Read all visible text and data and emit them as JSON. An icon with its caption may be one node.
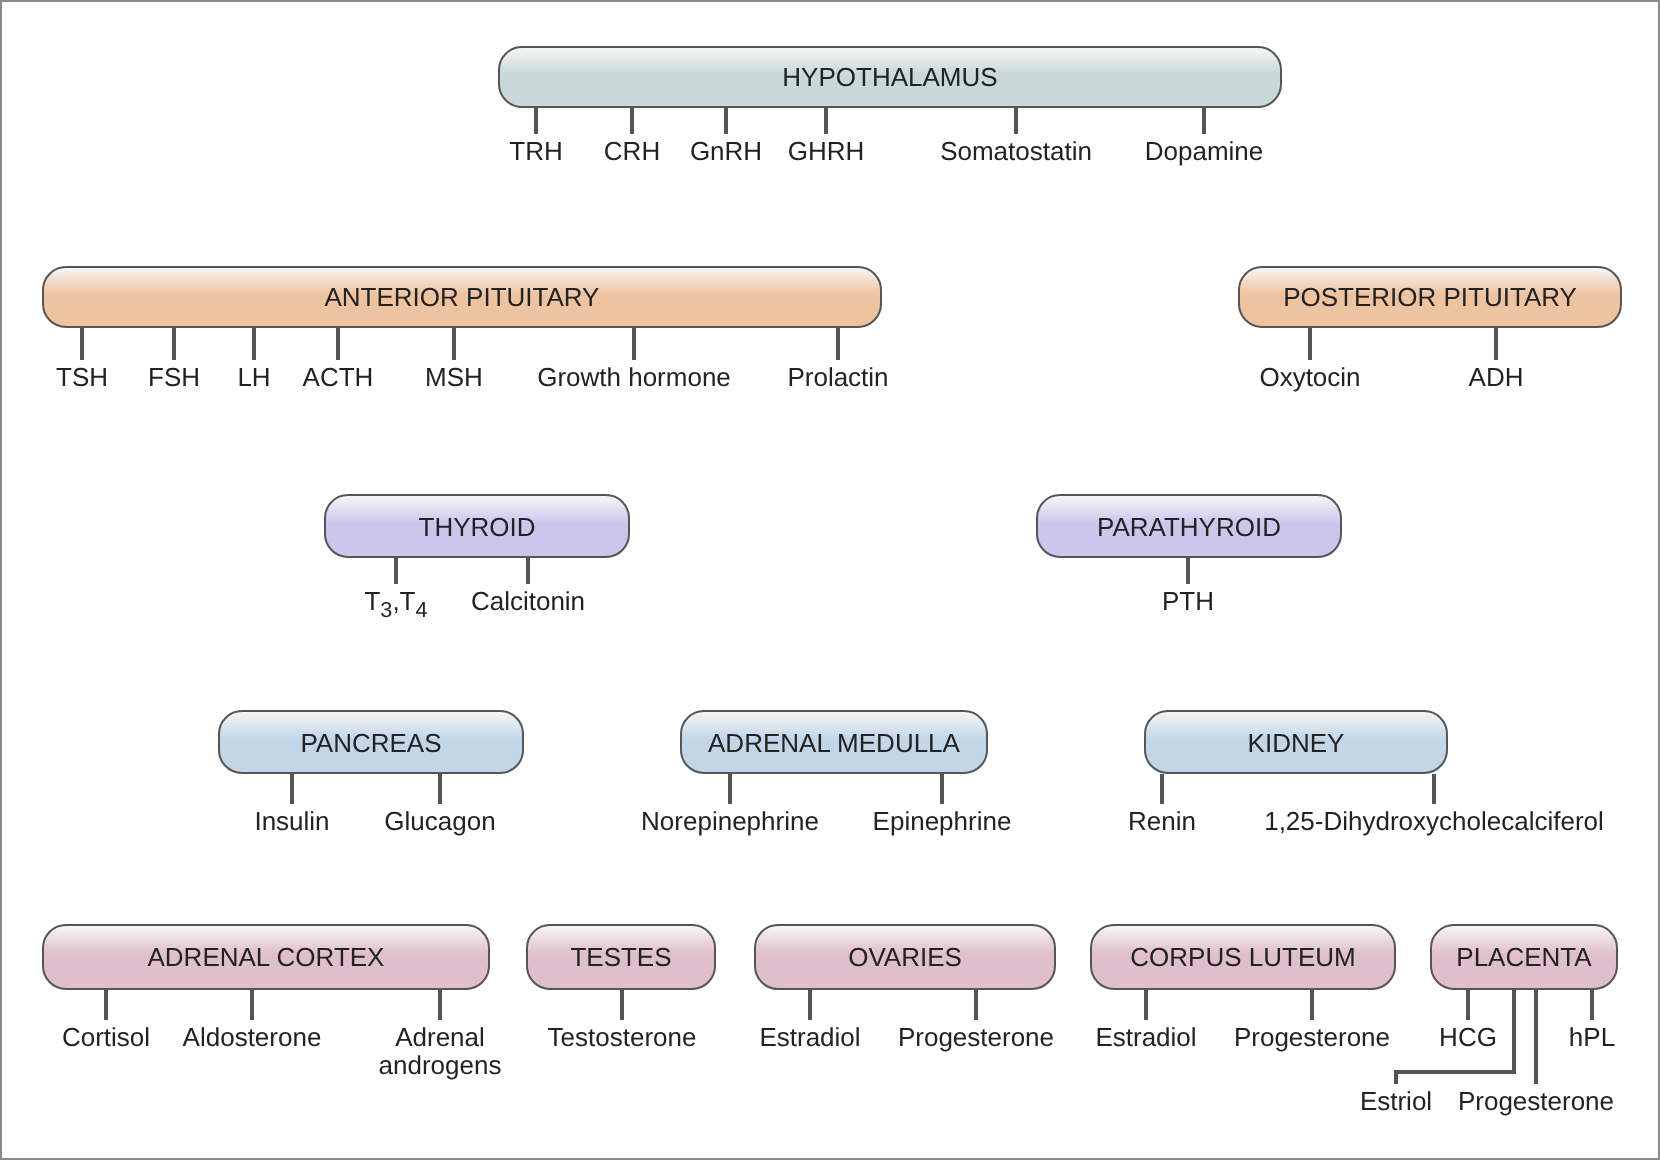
{
  "diagram": {
    "nodes": [
      {
        "text": [
          "HYPOTHALAMUS"
        ]
      },
      {
        "text": [
          "TRH"
        ]
      },
      {
        "text": [
          "CRH"
        ]
      },
      {
        "text": [
          "GnRH"
        ]
      },
      {
        "text": [
          "GHRH"
        ]
      },
      {
        "text": [
          "Somatostatin"
        ]
      },
      {
        "text": [
          "Dopamine"
        ]
      },
      {
        "text": [
          "ANTERIOR PITUITARY"
        ]
      },
      {
        "text": [
          "TSH"
        ]
      },
      {
        "text": [
          "FSH"
        ]
      },
      {
        "text": [
          "LH"
        ]
      },
      {
        "text": [
          "ACTH"
        ]
      },
      {
        "text": [
          "MSH"
        ]
      },
      {
        "text": [
          "Growth hormone"
        ]
      },
      {
        "text": [
          "Prolactin"
        ]
      },
      {
        "text": [
          "POSTERIOR PITUITARY"
        ]
      },
      {
        "text": [
          "Oxytocin"
        ]
      },
      {
        "text": [
          "ADH"
        ]
      },
      {
        "text": [
          "THYROID"
        ]
      },
      {
        "text": [
          "T$_{3}$,T$_{4}$"
        ]
      },
      {
        "text": [
          "Calcitonin"
        ]
      },
      {
        "text": [
          "PARATHYROID"
        ]
      },
      {
        "text": [
          "PTH"
        ]
      },
      {
        "text": [
          "PANCREAS"
        ]
      },
      {
        "text": [
          "Insulin"
        ]
      },
      {
        "text": [
          "Glucagon"
        ]
      },
      {
        "text": [
          "ADRENAL MEDULLA"
        ]
      },
      {
        "text": [
          "Norepinephrine"
        ]
      },
      {
        "text": [
          "Epinephrine"
        ]
      },
      {
        "text": [
          "KIDNEY"
        ]
      },
      {
        "text": [
          "Renin"
        ]
      },
      {
        "text": [
          "1,25-Dihydroxycholecalciferol"
        ]
      },
      {
        "text": [
          "ADRENAL CORTEX"
        ]
      },
      {
        "text": [
          "Cortisol"
        ]
      },
      {
        "text": [
          "Aldosterone"
        ]
      },
      {
        "text": [
          "Adrenal androgens"
        ]
      },
      {
        "text": [
          "TESTES"
        ]
      },
      {
        "text": [
          "Testosterone"
        ]
      },
      {
        "text": [
          "OVARIES"
        ]
      },
      {
        "text": [
          "Estradiol"
        ]
      },
      {
        "text": [
          "Progesterone"
        ]
      },
      {
        "text": [
          "CORPUS LUTEUM"
        ]
      },
      {
        "text": [
          "Estradiol"
        ]
      },
      {
        "text": [
          "Progesterone"
        ]
      },
      {
        "text": [
          "PLACENTA"
        ]
      },
      {
        "text": [
          "HCG"
        ]
      },
      {
        "text": [
          "hPL"
        ]
      },
      {
        "text": [
          "Estriol"
        ]
      },
      {
        "text": [
          "Progesterone"
        ]
      }
    ],
    "edges": [
      {
        "from": 0,
        "to": 1,
        "arrow": "none"
      },
      {
        "from": 0,
        "to": 2,
        "arrow": "none"
      },
      {
        "from": 0,
        "to": 3,
        "arrow": "none"
      },
      {
        "from": 0,
        "to": 4,
        "arrow": "none"
      },
      {
        "from": 0,
        "to": 5,
        "arrow": "none"
      },
      {
        "from": 0,
        "to": 6,
        "arrow": "none"
      },
      {
        "from": 7,
        "to": 8,
        "arrow": "none"
      },
      {
        "from": 7,
        "to": 9,
        "arrow": "none"
      },
      {
        "from": 7,
        "to": 10,
        "arrow": "none"
      },
      {
        "from": 7,
        "to": 11,
        "arrow": "none"
      },
      {
        "from": 7,
        "to": 12,
        "arrow": "none"
      },
      {
        "from": 7,
        "to": 13,
        "arrow": "none"
      },
      {
        "from": 7,
        "to": 14,
        "arrow": "none"
      },
      {
        "from": 15,
        "to": 16,
        "arrow": "none"
      },
      {
        "from": 15,
        "to": 17,
        "arrow": "none"
      },
      {
        "from": 18,
        "to": 19,
        "arrow": "none"
      },
      {
        "from": 18,
        "to": 20,
        "arrow": "none"
      },
      {
        "from": 21,
        "to": 22,
        "arrow": "none"
      },
      {
        "from": 23,
        "to": 24,
        "arrow": "none"
      },
      {
        "from": 23,
        "to": 25,
        "arrow": "none"
      },
      {
        "from": 26,
        "to": 27,
        "arrow": "none"
      },
      {
        "from": 26,
        "to": 28,
        "arrow": "none"
      },
      {
        "from": 29,
        "to": 30,
        "arrow": "none"
      },
      {
        "from": 29,
        "to": 31,
        "arrow": "none"
      },
      {
        "from": 32,
        "to": 33,
        "arrow": "none"
      },
      {
        "from": 32,
        "to": 34,
        "arrow": "none"
      },
      {
        "from": 32,
        "to": 35,
        "arrow": "none"
      },
      {
        "from": 36,
        "to": 37,
        "arrow": "none"
      },
      {
        "from": 38,
        "to": 39,
        "arrow": "none"
      },
      {
        "from": 38,
        "to": 40,
        "arrow": "none"
      },
      {
        "from": 41,
        "to": 42,
        "arrow": "none"
      },
      {
        "from": 41,
        "to": 43,
        "arrow": "none"
      },
      {
        "from": 44,
        "to": 45,
        "arrow": "none"
      },
      {
        "from": 44,
        "to": 46,
        "arrow": "none"
      },
      {
        "from": 44,
        "to": 47,
        "arrow": "none"
      },
      {
        "from": 44,
        "to": 48,
        "arrow": "none"
      }
    ]
  }
}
★ ★ ★ ★
_Directions for this task_: Calculate how many lines of the material include the string "PITUITARY", and state that number by itself.

_Written answer_: 2